Copy out every line in the entries below that includes "unmute".
*-*-*
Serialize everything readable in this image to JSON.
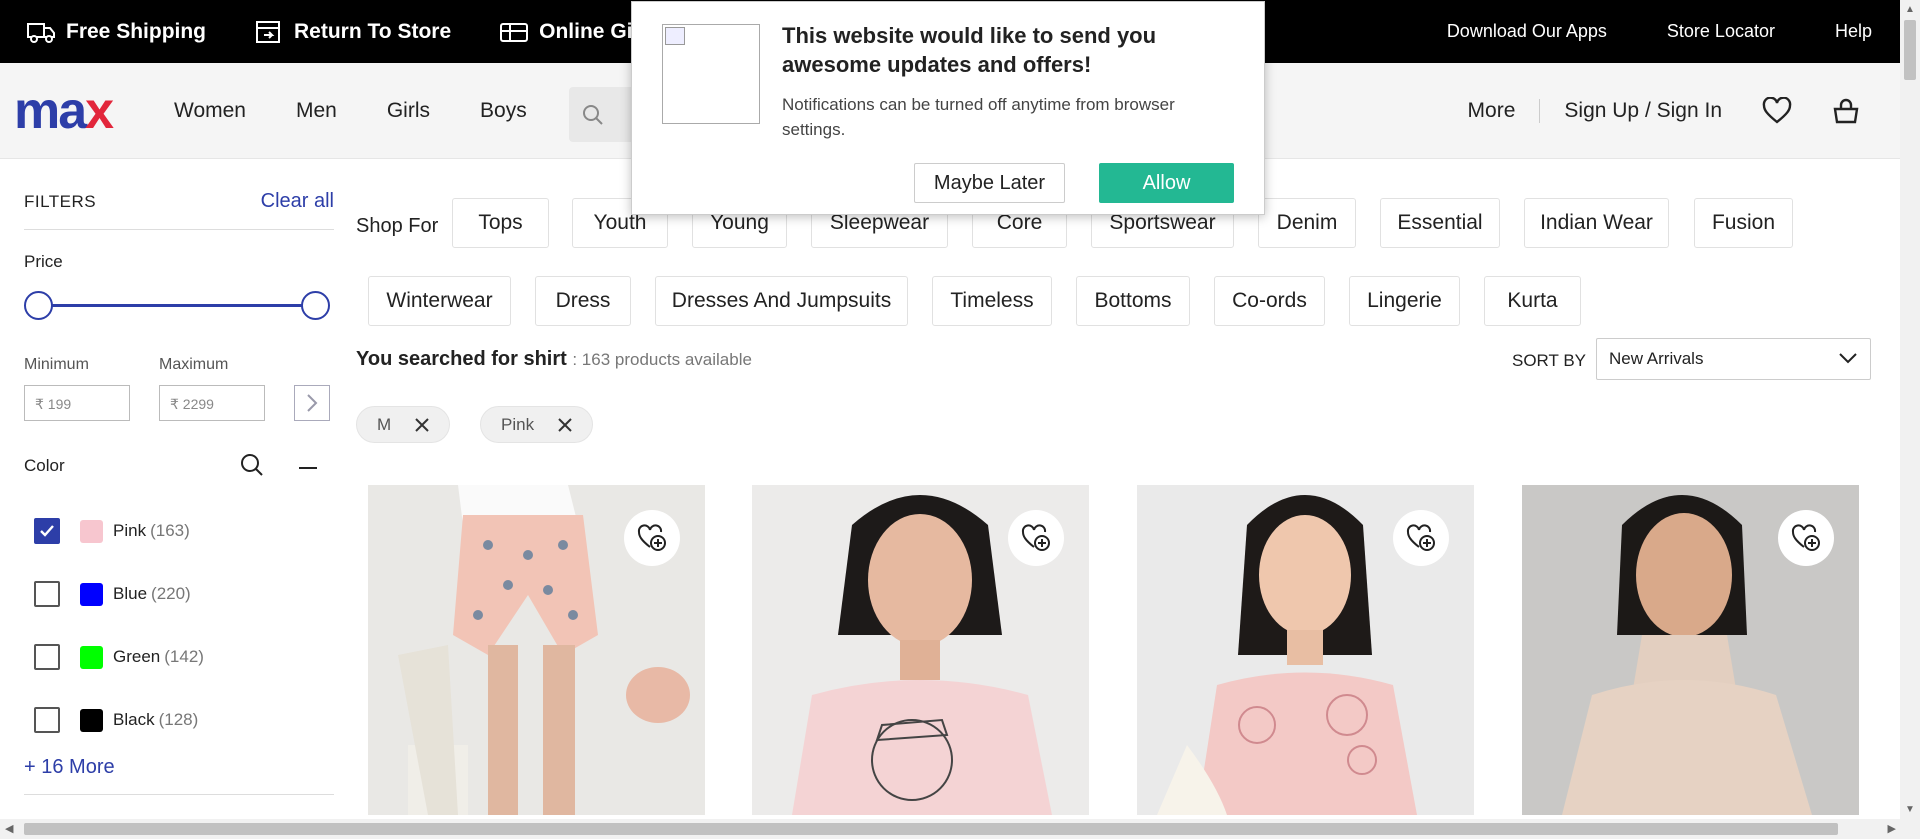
{
  "topbar": {
    "promos": [
      "Free Shipping",
      "Return To Store",
      "Online Gift"
    ],
    "links": [
      "Download Our Apps",
      "Store Locator",
      "Help"
    ]
  },
  "header": {
    "logo": {
      "part1": "ma",
      "part2": "x"
    },
    "nav": [
      "Women",
      "Men",
      "Girls",
      "Boys"
    ],
    "more": "More",
    "signin": "Sign Up / Sign In"
  },
  "filters": {
    "title": "FILTERS",
    "clear": "Clear all",
    "price_title": "Price",
    "min_label": "Minimum",
    "max_label": "Maximum",
    "min_placeholder": "₹ 199",
    "max_placeholder": "₹ 2299",
    "color_title": "Color",
    "colors": [
      {
        "name": "Pink",
        "count": "(163)",
        "checked": true,
        "hex": "#f7c6cf"
      },
      {
        "name": "Blue",
        "count": "(220)",
        "checked": false,
        "hex": "#0000ff"
      },
      {
        "name": "Green",
        "count": "(142)",
        "checked": false,
        "hex": "#00ff00"
      },
      {
        "name": "Black",
        "count": "(128)",
        "checked": false,
        "hex": "#000000"
      }
    ],
    "more_link": "+ 16 More"
  },
  "shop_for": {
    "label": "Shop For",
    "row1": [
      "Tops",
      "Youth",
      "Young",
      "Sleepwear",
      "Core",
      "Sportswear",
      "Denim",
      "Essential",
      "Indian Wear",
      "Fusion"
    ],
    "row2": [
      "Winterwear",
      "Dress",
      "Dresses And Jumpsuits",
      "Timeless",
      "Bottoms",
      "Co-ords",
      "Lingerie",
      "Kurta"
    ]
  },
  "results": {
    "searched": "You searched for shirt",
    "count": ": 163 products available",
    "sort_label": "SORT BY",
    "sort_value": "New Arrivals",
    "tags": [
      "M",
      "Pink"
    ]
  },
  "popup": {
    "title": "This website would like to send you awesome updates and offers!",
    "desc": "Notifications can be turned off anytime from browser settings.",
    "later": "Maybe Later",
    "allow": "Allow"
  },
  "colors": {
    "brand_blue": "#2d3ea8",
    "brand_red": "#e2263b",
    "allow_green": "#23b893"
  }
}
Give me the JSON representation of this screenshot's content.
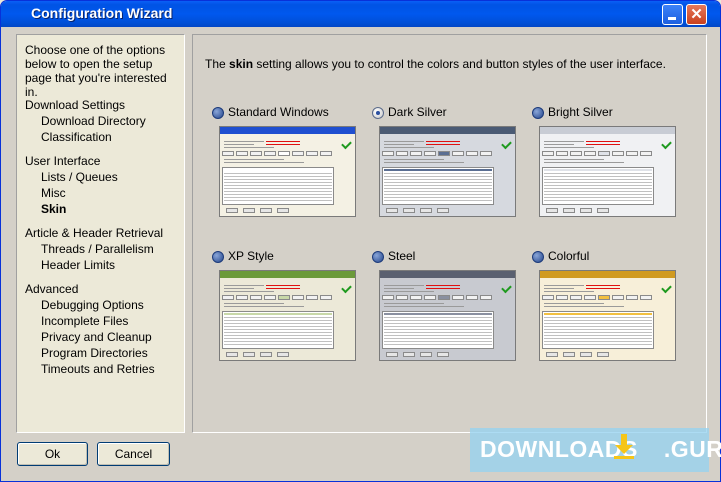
{
  "window": {
    "title": "Configuration Wizard"
  },
  "sidebar": {
    "intro": "Choose one of the options below to open the setup page that you're interested in.",
    "sections": [
      {
        "label": "Download Settings",
        "items": [
          "Download Directory",
          "Classification"
        ]
      },
      {
        "label": "User Interface",
        "items": [
          "Lists / Queues",
          "Misc",
          "Skin"
        ]
      },
      {
        "label": "Article & Header Retrieval",
        "items": [
          "Threads / Parallelism",
          "Header Limits"
        ]
      },
      {
        "label": "Advanced",
        "items": [
          "Debugging Options",
          "Incomplete Files",
          "Privacy and Cleanup",
          "Program Directories",
          "Timeouts and Retries"
        ]
      }
    ],
    "active_item": "Skin"
  },
  "main": {
    "desc_prefix": "The ",
    "desc_bold": "skin",
    "desc_suffix": " setting allows you to control the colors and button styles of the user interface.",
    "skins": [
      {
        "label": "Standard Windows",
        "selected": false,
        "title_color": "#1f4fd0",
        "bg_color": "#f4f1e4",
        "tab_color": "#ffffff"
      },
      {
        "label": "Dark Silver",
        "selected": true,
        "title_color": "#4a5a74",
        "bg_color": "#d6d9df",
        "tab_color": "#5a6e92"
      },
      {
        "label": "Bright Silver",
        "selected": false,
        "title_color": "#c8ccd4",
        "bg_color": "#f0f1f3",
        "tab_color": "#dfe2e8"
      },
      {
        "label": "XP Style",
        "selected": false,
        "title_color": "#6b9a3a",
        "bg_color": "#ece9d8",
        "tab_color": "#c8d8a8"
      },
      {
        "label": "Steel",
        "selected": false,
        "title_color": "#5a6070",
        "bg_color": "#c8cad0",
        "tab_color": "#8a90a0"
      },
      {
        "label": "Colorful",
        "selected": false,
        "title_color": "#d09a20",
        "bg_color": "#f7efd9",
        "tab_color": "#f2c040"
      }
    ]
  },
  "footer": {
    "ok_label": "Ok",
    "cancel_label": "Cancel"
  },
  "watermark": {
    "text_left": "DOWNLOADS",
    "text_right": ".GURU",
    "icon": "download-arrow-icon"
  },
  "colors": {
    "titlebar": "#0058ee",
    "panel_bg": "#ece9d8",
    "window_bg": "#d4d0c8"
  }
}
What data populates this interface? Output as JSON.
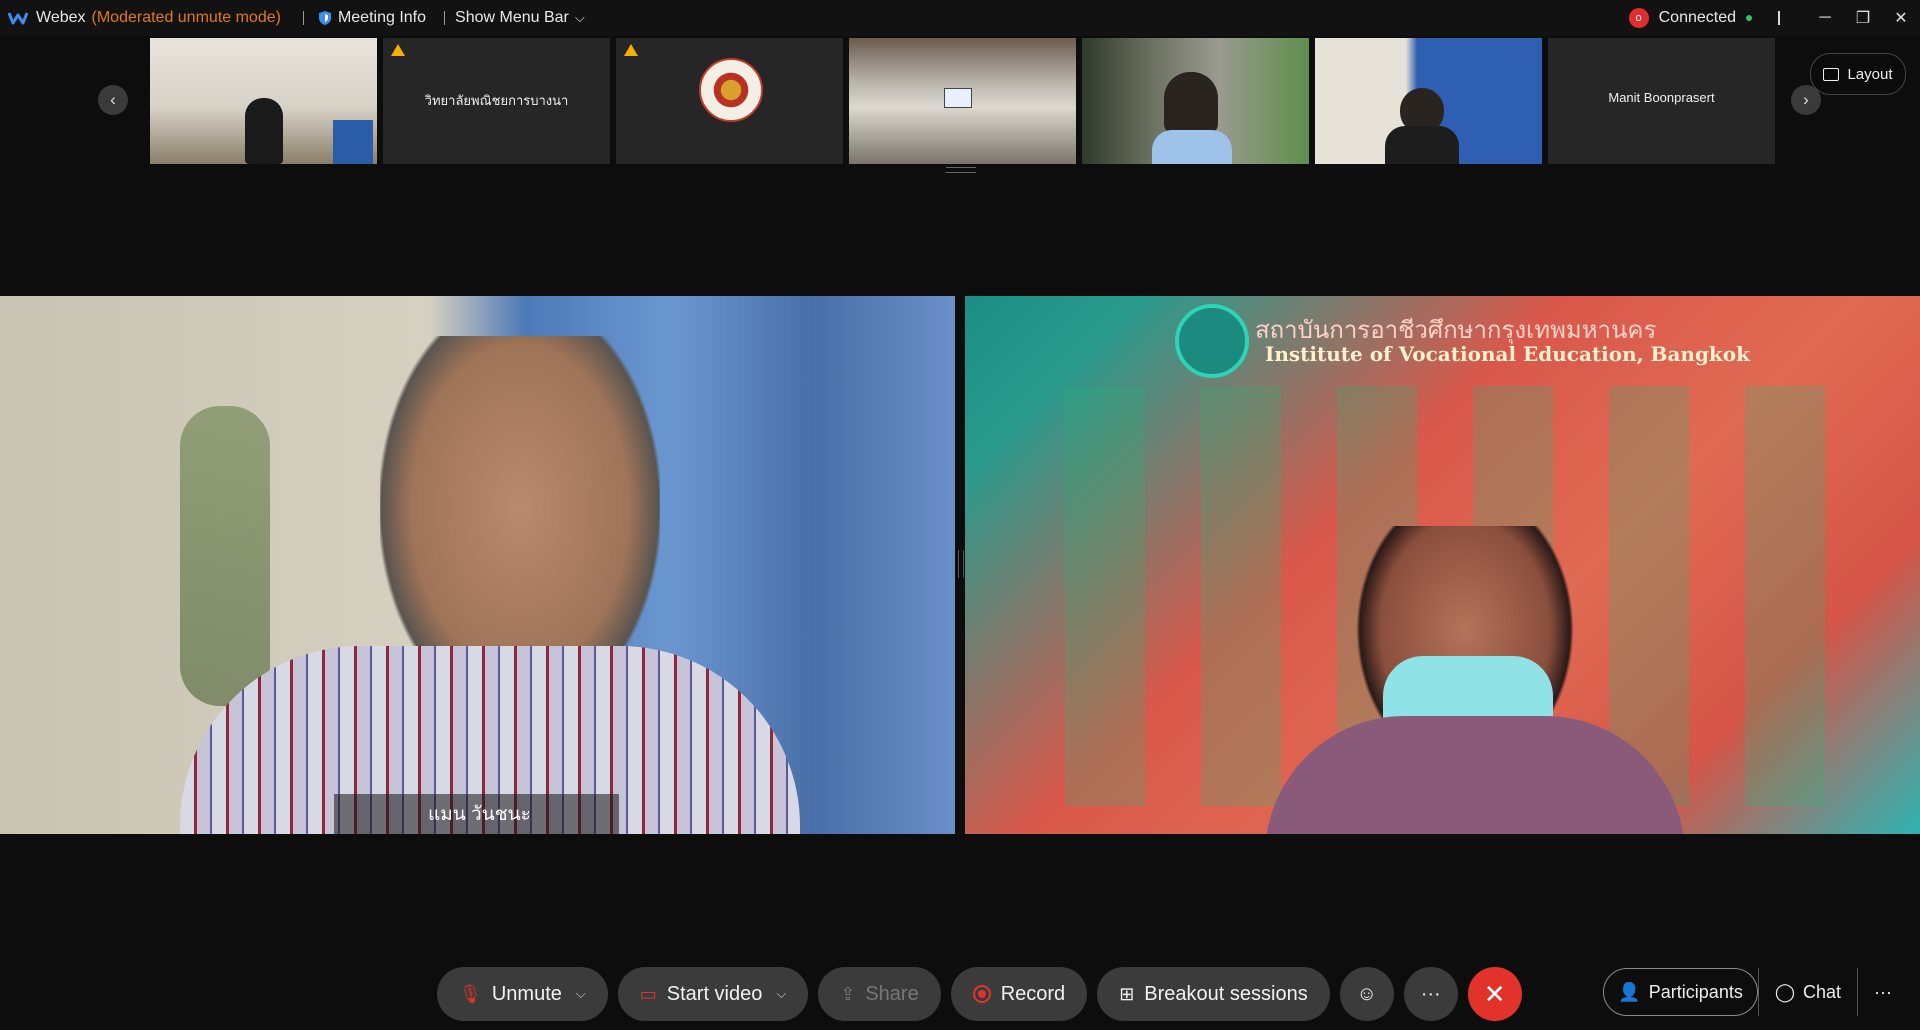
{
  "titlebar": {
    "app_name": "Webex",
    "mode": "(Moderated unmute mode)",
    "meeting_info": "Meeting Info",
    "show_menu_bar": "Show Menu Bar",
    "connection_status": "Connected",
    "recording_badge": "o"
  },
  "thumbnails": [
    {
      "name": "",
      "warning": false
    },
    {
      "name": "วิทยาลัยพณิชยการบางนา",
      "warning": true
    },
    {
      "name": "",
      "warning": true,
      "logo": "seal-logo"
    },
    {
      "name": "",
      "warning": false
    },
    {
      "name": "",
      "warning": false
    },
    {
      "name": "",
      "warning": false
    },
    {
      "name": "Manit Boonprasert",
      "warning": false
    }
  ],
  "layout_label": "Layout",
  "main": {
    "left_speaker": "แมน วันชนะ",
    "right_banner_th": "สถาบันการอาชีวศึกษากรุงเทพมหานคร",
    "right_banner_en": "Institute of Vocational Education, Bangkok"
  },
  "controls": {
    "unmute": "Unmute",
    "start_video": "Start video",
    "share": "Share",
    "record": "Record",
    "breakout": "Breakout sessions",
    "reactions_icon": "smiley-icon",
    "more_icon": "ellipsis-icon",
    "end_icon": "close-icon"
  },
  "right_panel": {
    "participants": "Participants",
    "chat": "Chat"
  },
  "colors": {
    "accent_mode": "#e0791c",
    "end_call": "#e2332b",
    "background": "#0d0d0d"
  }
}
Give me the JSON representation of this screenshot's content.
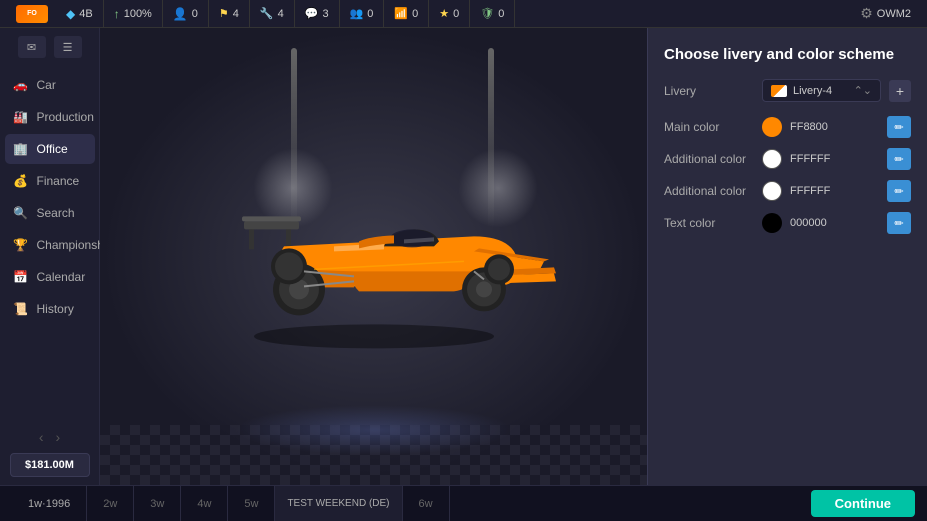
{
  "topbar": {
    "brand": "ForzaOrange",
    "items": [
      {
        "icon": "diamond-icon",
        "value": "4B",
        "color": "blue"
      },
      {
        "icon": "arrow-up-icon",
        "value": "100%",
        "color": "green"
      },
      {
        "icon": "person-icon",
        "value": "0",
        "color": "purple"
      },
      {
        "icon": "flag-icon",
        "value": "4",
        "color": "yellow"
      },
      {
        "icon": "wrench-icon",
        "value": "4",
        "color": "green"
      },
      {
        "icon": "chat-icon",
        "value": "3",
        "color": "orange"
      },
      {
        "icon": "people-icon",
        "value": "0",
        "color": "gray"
      },
      {
        "icon": "signal-icon",
        "value": "0",
        "color": "blue"
      },
      {
        "icon": "star-icon",
        "value": "0",
        "color": "yellow"
      },
      {
        "icon": "shield-icon",
        "value": "0",
        "color": "green"
      }
    ],
    "username": "OWM2",
    "gear_label": "⚙"
  },
  "sidebar": {
    "msg_icons": [
      "✉",
      "☰"
    ],
    "items": [
      {
        "id": "car",
        "label": "Car",
        "icon": "🚗"
      },
      {
        "id": "production",
        "label": "Production",
        "icon": "🏭"
      },
      {
        "id": "office",
        "label": "Office",
        "icon": "🏢",
        "active": true
      },
      {
        "id": "finance",
        "label": "Finance",
        "icon": "💰"
      },
      {
        "id": "search",
        "label": "Search",
        "icon": "🔍"
      },
      {
        "id": "championship",
        "label": "Championship",
        "icon": "🏆"
      },
      {
        "id": "calendar",
        "label": "Calendar",
        "icon": "📅"
      },
      {
        "id": "history",
        "label": "History",
        "icon": "📜"
      }
    ],
    "balance": "$181.00M"
  },
  "panel": {
    "title": "Choose livery and color scheme",
    "livery_label": "Livery",
    "livery_value": "Livery-4",
    "add_btn": "+",
    "colors": [
      {
        "label": "Main color",
        "hex": "FF8800",
        "color": "#FF8800"
      },
      {
        "label": "Additional color",
        "hex": "FFFFFF",
        "color": "#FFFFFF"
      },
      {
        "label": "Additional color",
        "hex": "FFFFFF",
        "color": "#FFFFFF"
      },
      {
        "label": "Text color",
        "hex": "000000",
        "color": "#000000"
      }
    ]
  },
  "timeline": {
    "items": [
      "1w·1996",
      "2w",
      "3w",
      "4w",
      "5w",
      "TEST WEEKEND (DE)",
      "6w"
    ],
    "continue_label": "Continue"
  }
}
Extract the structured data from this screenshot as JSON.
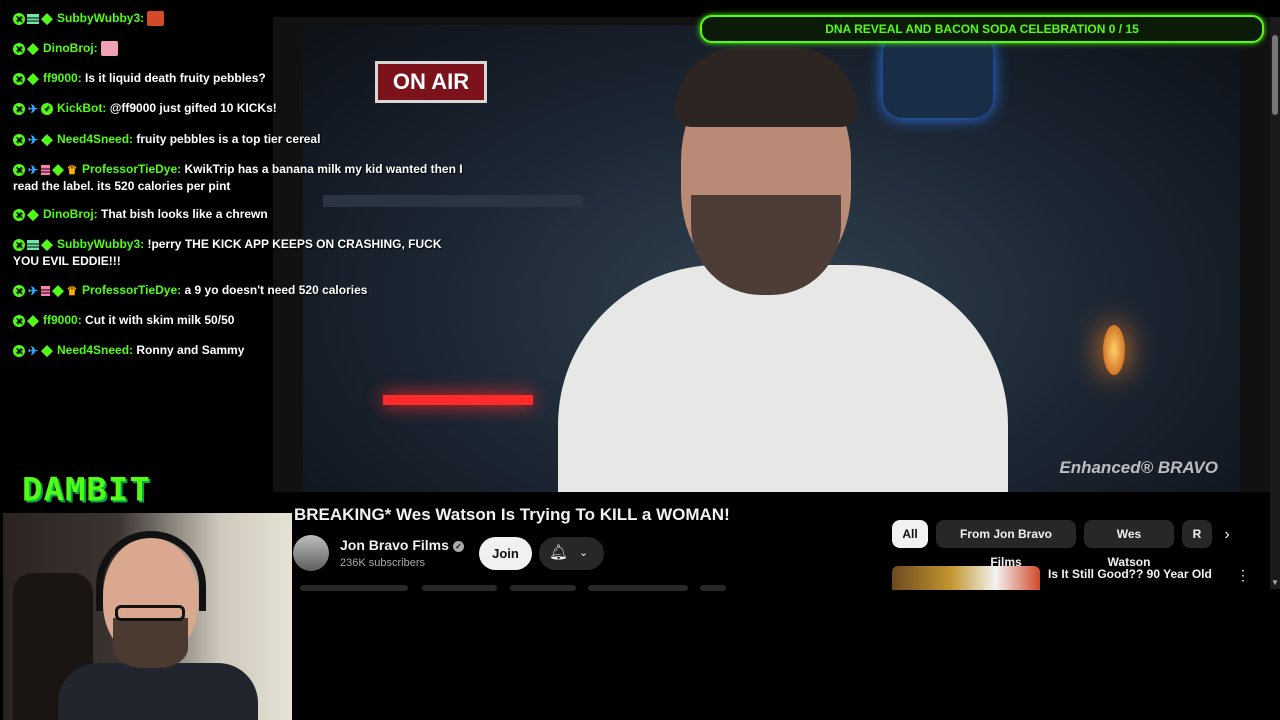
{
  "chat": {
    "messages": [
      {
        "user": "SubbyWubby3:",
        "text": "",
        "badges": [
          "mod",
          "vip",
          "sub"
        ],
        "emote": "cat-emote"
      },
      {
        "user": "DinoBroj:",
        "text": "",
        "badges": [
          "mod",
          "sub"
        ],
        "emote": "pig-emote"
      },
      {
        "user": "ff9000:",
        "text": "Is it liquid death fruity pebbles?",
        "badges": [
          "mod",
          "sub"
        ]
      },
      {
        "user": "KickBot:",
        "text": "@ff9000 just gifted 10 KICKs!",
        "badges": [
          "mod",
          "og",
          "verified"
        ]
      },
      {
        "user": "Need4Sneed:",
        "text": "fruity pebbles is a top tier cereal",
        "badges": [
          "mod",
          "og",
          "sub"
        ]
      },
      {
        "user": "ProfessorTieDye:",
        "text": "KwikTrip has a banana milk my kid wanted then I read the label. its 520 calories per pint",
        "badges": [
          "mod",
          "og",
          "pink",
          "sub",
          "crown"
        ]
      },
      {
        "user": "DinoBroj:",
        "text": "That bish looks like a chrewn",
        "badges": [
          "mod",
          "sub"
        ]
      },
      {
        "user": "SubbyWubby3:",
        "text": "!perry THE KICK APP KEEPS ON CRASHING, FUCK YOU EVIL EDDIE!!!",
        "badges": [
          "mod",
          "vip",
          "sub"
        ]
      },
      {
        "user": "ProfessorTieDye:",
        "text": "a 9 yo doesn't need 520 calories",
        "badges": [
          "mod",
          "og",
          "pink",
          "sub",
          "crown"
        ]
      },
      {
        "user": "ff9000:",
        "text": "Cut it with skim milk 50/50",
        "badges": [
          "mod",
          "sub"
        ]
      },
      {
        "user": "Need4Sneed:",
        "text": "Ronny and Sammy",
        "badges": [
          "mod",
          "og",
          "sub"
        ]
      }
    ]
  },
  "overlay": {
    "logo_text": "DAMBIT",
    "goal_text": "DNA REVEAL AND BACON SODA CELEBRATION 0 / 15",
    "goal_progress": 0
  },
  "video": {
    "sign_text": "ON AIR",
    "watermark": "Enhanced® BRAVO",
    "title": "BREAKING* Wes Watson Is Trying To KILL a WOMAN!",
    "channel": "Jon Bravo Films",
    "subscribers": "236K subscribers",
    "join_label": "Join"
  },
  "filters": {
    "chips": [
      "All",
      "From Jon Bravo Films",
      "Wes Watson",
      "R"
    ]
  },
  "recommended": [
    {
      "title": "Is It Still Good?? 90 Year Old"
    }
  ],
  "colors": {
    "kick_green": "#53fc18",
    "yt_dark": "#0f0f0f",
    "chip_bg": "#272727"
  }
}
*-*-*
**Solution to the exercise**
    "mode": "(Moderated unmute mode)",
    "unmute": "Unmute",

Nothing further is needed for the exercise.